*Task details:* Search the data for the string "true" and extract every line where it appears.

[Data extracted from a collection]
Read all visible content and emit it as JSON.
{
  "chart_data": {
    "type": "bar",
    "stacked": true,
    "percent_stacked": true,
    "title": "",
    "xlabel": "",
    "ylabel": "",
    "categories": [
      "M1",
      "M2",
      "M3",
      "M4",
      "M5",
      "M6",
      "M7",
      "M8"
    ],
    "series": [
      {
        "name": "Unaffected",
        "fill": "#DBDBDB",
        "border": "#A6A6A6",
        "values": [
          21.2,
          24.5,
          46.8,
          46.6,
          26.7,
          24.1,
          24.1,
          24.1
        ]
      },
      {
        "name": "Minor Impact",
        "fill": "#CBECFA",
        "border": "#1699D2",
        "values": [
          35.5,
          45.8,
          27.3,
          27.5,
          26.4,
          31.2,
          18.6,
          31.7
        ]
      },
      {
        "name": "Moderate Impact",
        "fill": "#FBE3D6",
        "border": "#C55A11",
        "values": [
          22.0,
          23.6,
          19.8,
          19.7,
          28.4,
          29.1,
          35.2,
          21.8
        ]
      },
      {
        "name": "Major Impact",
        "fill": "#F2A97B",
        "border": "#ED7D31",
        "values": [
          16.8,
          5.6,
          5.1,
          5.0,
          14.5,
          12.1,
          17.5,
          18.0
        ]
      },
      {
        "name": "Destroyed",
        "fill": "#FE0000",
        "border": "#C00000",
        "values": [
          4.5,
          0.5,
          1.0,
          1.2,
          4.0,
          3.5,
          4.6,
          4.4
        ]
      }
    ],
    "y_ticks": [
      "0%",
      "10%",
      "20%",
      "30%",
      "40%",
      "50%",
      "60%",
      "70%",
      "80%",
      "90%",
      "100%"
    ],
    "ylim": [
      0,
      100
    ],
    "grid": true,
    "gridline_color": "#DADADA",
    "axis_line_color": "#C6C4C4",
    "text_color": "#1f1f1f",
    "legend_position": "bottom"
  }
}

*Task output:*
    "stacked": true,
    "percent_stacked": true,
    "grid": true,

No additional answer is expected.